— START OF Data for processing —

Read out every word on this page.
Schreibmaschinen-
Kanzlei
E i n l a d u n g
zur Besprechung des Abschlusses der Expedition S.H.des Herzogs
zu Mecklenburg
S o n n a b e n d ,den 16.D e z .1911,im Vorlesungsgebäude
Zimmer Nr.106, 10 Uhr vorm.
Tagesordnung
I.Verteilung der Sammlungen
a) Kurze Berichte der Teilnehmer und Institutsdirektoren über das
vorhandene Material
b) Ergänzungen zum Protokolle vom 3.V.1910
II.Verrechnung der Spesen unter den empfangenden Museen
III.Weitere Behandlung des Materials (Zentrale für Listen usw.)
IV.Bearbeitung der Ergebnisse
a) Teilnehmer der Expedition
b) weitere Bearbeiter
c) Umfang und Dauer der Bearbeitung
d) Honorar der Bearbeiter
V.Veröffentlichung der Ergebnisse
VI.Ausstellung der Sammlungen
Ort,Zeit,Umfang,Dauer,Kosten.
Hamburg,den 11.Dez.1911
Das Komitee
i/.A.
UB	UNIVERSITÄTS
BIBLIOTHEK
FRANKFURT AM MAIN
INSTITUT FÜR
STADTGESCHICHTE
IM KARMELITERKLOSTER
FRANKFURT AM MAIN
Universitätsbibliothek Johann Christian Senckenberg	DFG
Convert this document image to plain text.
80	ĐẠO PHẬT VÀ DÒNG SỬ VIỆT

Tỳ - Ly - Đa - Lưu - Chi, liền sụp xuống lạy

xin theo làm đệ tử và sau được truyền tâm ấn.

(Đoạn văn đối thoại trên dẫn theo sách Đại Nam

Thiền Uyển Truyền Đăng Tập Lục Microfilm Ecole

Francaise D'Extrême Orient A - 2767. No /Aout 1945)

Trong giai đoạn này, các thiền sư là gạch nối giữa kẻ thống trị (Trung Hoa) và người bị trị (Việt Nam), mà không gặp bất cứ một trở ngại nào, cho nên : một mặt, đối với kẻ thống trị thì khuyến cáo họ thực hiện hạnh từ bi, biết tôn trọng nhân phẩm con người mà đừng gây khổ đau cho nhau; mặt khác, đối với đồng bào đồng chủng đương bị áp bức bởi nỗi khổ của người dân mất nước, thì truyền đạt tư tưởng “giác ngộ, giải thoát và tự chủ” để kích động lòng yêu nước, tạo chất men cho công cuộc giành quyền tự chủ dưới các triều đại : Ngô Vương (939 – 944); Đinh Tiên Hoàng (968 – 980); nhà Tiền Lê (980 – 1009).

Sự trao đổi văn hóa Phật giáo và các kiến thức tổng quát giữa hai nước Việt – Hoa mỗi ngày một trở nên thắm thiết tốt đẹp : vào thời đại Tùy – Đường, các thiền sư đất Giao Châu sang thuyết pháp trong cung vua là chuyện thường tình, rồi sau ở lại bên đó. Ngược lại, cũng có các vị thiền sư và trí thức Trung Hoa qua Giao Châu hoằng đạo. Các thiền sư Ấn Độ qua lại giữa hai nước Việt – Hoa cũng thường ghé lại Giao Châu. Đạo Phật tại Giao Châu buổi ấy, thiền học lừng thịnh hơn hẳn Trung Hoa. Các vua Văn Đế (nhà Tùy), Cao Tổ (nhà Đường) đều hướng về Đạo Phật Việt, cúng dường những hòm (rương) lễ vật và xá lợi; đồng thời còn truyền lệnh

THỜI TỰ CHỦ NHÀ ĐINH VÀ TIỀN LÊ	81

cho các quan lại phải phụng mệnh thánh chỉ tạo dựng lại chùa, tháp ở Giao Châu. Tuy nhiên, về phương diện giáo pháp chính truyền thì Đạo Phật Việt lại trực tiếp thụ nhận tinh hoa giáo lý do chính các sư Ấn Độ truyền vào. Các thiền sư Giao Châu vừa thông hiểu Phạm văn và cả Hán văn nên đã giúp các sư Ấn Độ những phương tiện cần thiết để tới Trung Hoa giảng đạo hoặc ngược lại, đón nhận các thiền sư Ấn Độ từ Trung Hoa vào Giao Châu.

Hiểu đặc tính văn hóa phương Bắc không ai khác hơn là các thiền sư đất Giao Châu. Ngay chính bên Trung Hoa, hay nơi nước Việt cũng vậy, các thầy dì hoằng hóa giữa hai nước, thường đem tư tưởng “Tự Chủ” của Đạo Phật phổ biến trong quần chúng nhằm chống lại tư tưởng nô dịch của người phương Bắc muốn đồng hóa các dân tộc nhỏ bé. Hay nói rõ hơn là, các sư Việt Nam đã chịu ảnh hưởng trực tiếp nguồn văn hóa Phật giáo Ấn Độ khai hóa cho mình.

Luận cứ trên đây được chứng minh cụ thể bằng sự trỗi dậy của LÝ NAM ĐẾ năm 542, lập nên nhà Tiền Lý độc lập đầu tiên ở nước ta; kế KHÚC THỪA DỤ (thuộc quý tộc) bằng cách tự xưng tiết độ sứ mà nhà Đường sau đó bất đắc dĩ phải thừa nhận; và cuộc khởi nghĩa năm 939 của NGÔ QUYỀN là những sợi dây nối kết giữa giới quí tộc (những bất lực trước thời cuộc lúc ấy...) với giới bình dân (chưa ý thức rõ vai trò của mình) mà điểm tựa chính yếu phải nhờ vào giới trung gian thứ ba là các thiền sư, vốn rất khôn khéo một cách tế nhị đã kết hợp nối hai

— END OF Data for processing —

Directions for this task>
Give the entries again in full, exactly as they are written.

Result of the task>
Read out every word on this page.
Schreibmaschinen-
Kanzlei
E i n l a d u n g
zur Besprechung des Abschlusses der Expedition S.H.des Herzogs
zu Mecklenburg
S o n n a b e n d ,den 16.D e z .1911,im Vorlesungsgebäude
Zimmer Nr.106, 10 Uhr vorm.
Tagesordnung
I.Verteilung der Sammlungen
a) Kurze Berichte der Teilnehmer und Institutsdirektoren über das
vorhandene Material
b) Ergänzungen zum Protokolle vom 3.V.1910
II.Verrechnung der Spesen unter den empfangenden Museen
III.Weitere Behandlung des Materials (Zentrale für Listen usw.)
IV.Bearbeitung der Ergebnisse
a) Teilnehmer der Expedition
b) weitere Bearbeiter
c) Umfang und Dauer der Bearbeitung
d) Honorar der Bearbeiter
V.Veröffentlichung der Ergebnisse
VI.Ausstellung der Sammlungen
Ort,Zeit,Umfang,Dauer,Kosten.
Hamburg,den 11.Dez.1911
Das Komitee
i/.A.
UB	UNIVERSITÄTS
BIBLIOTHEK
FRANKFURT AM MAIN
INSTITUT FÜR
STADTGESCHICHTE
IM KARMELITERKLOSTER
FRANKFURT AM MAIN
Universitätsbibliothek Johann Christian Senckenberg	DFG
Convert this document image to plain text.
80	ĐẠO PHẬT VÀ DÒNG SỬ VIỆT

Tỳ - Ly - Đa - Lưu - Chi, liền sụp xuống lạy

xin theo làm đệ tử và sau được truyền tâm ấn.

(Đoạn văn đối thoại trên dẫn theo sách Đại Nam

Thiền Uyển Truyền Đăng Tập Lục Microfilm Ecole

Francaise D'Extrême Orient A - 2767. No /Aout 1945)

Trong giai đoạn này, các thiền sư là gạch nối giữa kẻ thống trị (Trung Hoa) và người bị trị (Việt Nam), mà không gặp bất cứ một trở ngại nào, cho nên : một mặt, đối với kẻ thống trị thì khuyến cáo họ thực hiện hạnh từ bi, biết tôn trọng nhân phẩm con người mà đừng gây khổ đau cho nhau; mặt khác, đối với đồng bào đồng chủng đương bị áp bức bởi nỗi khổ của người dân mất nước, thì truyền đạt tư tưởng “giác ngộ, giải thoát và tự chủ” để kích động lòng yêu nước, tạo chất men cho công cuộc giành quyền tự chủ dưới các triều đại : Ngô Vương (939 – 944); Đinh Tiên Hoàng (968 – 980); nhà Tiền Lê (980 – 1009).

Sự trao đổi văn hóa Phật giáo và các kiến thức tổng quát giữa hai nước Việt – Hoa mỗi ngày một trở nên thắm thiết tốt đẹp : vào thời đại Tùy – Đường, các thiền sư đất Giao Châu sang thuyết pháp trong cung vua là chuyện thường tình, rồi sau ở lại bên đó. Ngược lại, cũng có các vị thiền sư và trí thức Trung Hoa qua Giao Châu hoằng đạo. Các thiền sư Ấn Độ qua lại giữa hai nước Việt – Hoa cũng thường ghé lại Giao Châu. Đạo Phật tại Giao Châu buổi ấy, thiền học lừng thịnh hơn hẳn Trung Hoa. Các vua Văn Đế (nhà Tùy), Cao Tổ (nhà Đường) đều hướng về Đạo Phật Việt, cúng dường những hòm (rương) lễ vật và xá lợi; đồng thời còn truyền lệnh

THỜI TỰ CHỦ NHÀ ĐINH VÀ TIỀN LÊ	81

cho các quan lại phải phụng mệnh thánh chỉ tạo dựng lại chùa, tháp ở Giao Châu. Tuy nhiên, về phương diện giáo pháp chính truyền thì Đạo Phật Việt lại trực tiếp thụ nhận tinh hoa giáo lý do chính các sư Ấn Độ truyền vào. Các thiền sư Giao Châu vừa thông hiểu Phạm văn và cả Hán văn nên đã giúp các sư Ấn Độ những phương tiện cần thiết để tới Trung Hoa giảng đạo hoặc ngược lại, đón nhận các thiền sư Ấn Độ từ Trung Hoa vào Giao Châu.

Hiểu đặc tính văn hóa phương Bắc không ai khác hơn là các thiền sư đất Giao Châu. Ngay chính bên Trung Hoa, hay nơi nước Việt cũng vậy, các thầy dì hoằng hóa giữa hai nước, thường đem tư tưởng “Tự Chủ” của Đạo Phật phổ biến trong quần chúng nhằm chống lại tư tưởng nô dịch của người phương Bắc muốn đồng hóa các dân tộc nhỏ bé. Hay nói rõ hơn là, các sư Việt Nam đã chịu ảnh hưởng trực tiếp nguồn văn hóa Phật giáo Ấn Độ khai hóa cho mình.

Luận cứ trên đây được chứng minh cụ thể bằng sự trỗi dậy của LÝ NAM ĐẾ năm 542, lập nên nhà Tiền Lý độc lập đầu tiên ở nước ta; kế KHÚC THỪA DỤ (thuộc quý tộc) bằng cách tự xưng tiết độ sứ mà nhà Đường sau đó bất đắc dĩ phải thừa nhận; và cuộc khởi nghĩa năm 939 của NGÔ QUYỀN là những sợi dây nối kết giữa giới quí tộc (những bất lực trước thời cuộc lúc ấy...) với giới bình dân (chưa ý thức rõ vai trò của mình) mà điểm tựa chính yếu phải nhờ vào giới trung gian thứ ba là các thiền sư, vốn rất khôn khéo một cách tế nhị đã kết hợp nối hai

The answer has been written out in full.